## WHAT YOU HAVE TO DO
Present the following entries again, word for word and in full.

Extracted data entries:
════════
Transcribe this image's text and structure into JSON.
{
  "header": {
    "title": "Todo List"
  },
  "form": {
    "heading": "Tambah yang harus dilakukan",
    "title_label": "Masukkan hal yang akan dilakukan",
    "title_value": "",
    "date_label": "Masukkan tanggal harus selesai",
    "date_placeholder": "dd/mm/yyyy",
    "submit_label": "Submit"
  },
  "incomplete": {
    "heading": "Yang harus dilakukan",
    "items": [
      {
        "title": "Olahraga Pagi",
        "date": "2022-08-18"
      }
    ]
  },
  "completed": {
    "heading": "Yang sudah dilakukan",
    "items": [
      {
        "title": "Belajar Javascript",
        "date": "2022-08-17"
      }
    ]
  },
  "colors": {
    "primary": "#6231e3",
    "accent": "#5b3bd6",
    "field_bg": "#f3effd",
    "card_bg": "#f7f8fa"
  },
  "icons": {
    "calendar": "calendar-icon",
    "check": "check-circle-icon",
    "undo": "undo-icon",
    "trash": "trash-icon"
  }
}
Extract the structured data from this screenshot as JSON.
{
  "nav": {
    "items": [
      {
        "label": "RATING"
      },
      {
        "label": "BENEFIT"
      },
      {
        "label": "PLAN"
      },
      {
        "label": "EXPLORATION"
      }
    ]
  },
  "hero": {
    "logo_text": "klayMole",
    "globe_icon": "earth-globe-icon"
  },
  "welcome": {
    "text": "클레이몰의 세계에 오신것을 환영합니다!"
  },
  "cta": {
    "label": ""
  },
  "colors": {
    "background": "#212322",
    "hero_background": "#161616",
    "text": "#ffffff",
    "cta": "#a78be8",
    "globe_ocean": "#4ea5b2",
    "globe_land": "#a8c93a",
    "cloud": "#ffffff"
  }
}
════════
## RESPONSE TO THE TASK
Transcribe this image's text and structure into JSON.
{
  "header": {
    "title": "Todo List"
  },
  "form": {
    "heading": "Tambah yang harus dilakukan",
    "title_label": "Masukkan hal yang akan dilakukan",
    "title_value": "",
    "date_label": "Masukkan tanggal harus selesai",
    "date_placeholder": "dd/mm/yyyy",
    "submit_label": "Submit"
  },
  "incomplete": {
    "heading": "Yang harus dilakukan",
    "items": [
      {
        "title": "Olahraga Pagi",
        "date": "2022-08-18"
      }
    ]
  },
  "completed": {
    "heading": "Yang sudah dilakukan",
    "items": [
      {
        "title": "Belajar Javascript",
        "date": "2022-08-17"
      }
    ]
  },
  "colors": {
    "primary": "#6231e3",
    "accent": "#5b3bd6",
    "field_bg": "#f3effd",
    "card_bg": "#f7f8fa"
  },
  "icons": {
    "calendar": "calendar-icon",
    "check": "check-circle-icon",
    "undo": "undo-icon",
    "trash": "trash-icon"
  }
}
Extract the structured data from this screenshot as JSON.
{
  "nav": {
    "items": [
      {
        "label": "RATING"
      },
      {
        "label": "BENEFIT"
      },
      {
        "label": "PLAN"
      },
      {
        "label": "EXPLORATION"
      }
    ]
  },
  "hero": {
    "logo_text": "klayMole",
    "globe_icon": "earth-globe-icon"
  },
  "welcome": {
    "text": "클레이몰의 세계에 오신것을 환영합니다!"
  },
  "cta": {
    "label": ""
  },
  "colors": {
    "background": "#212322",
    "hero_background": "#161616",
    "text": "#ffffff",
    "cta": "#a78be8",
    "globe_ocean": "#4ea5b2",
    "globe_land": "#a8c93a",
    "cloud": "#ffffff"
  }
}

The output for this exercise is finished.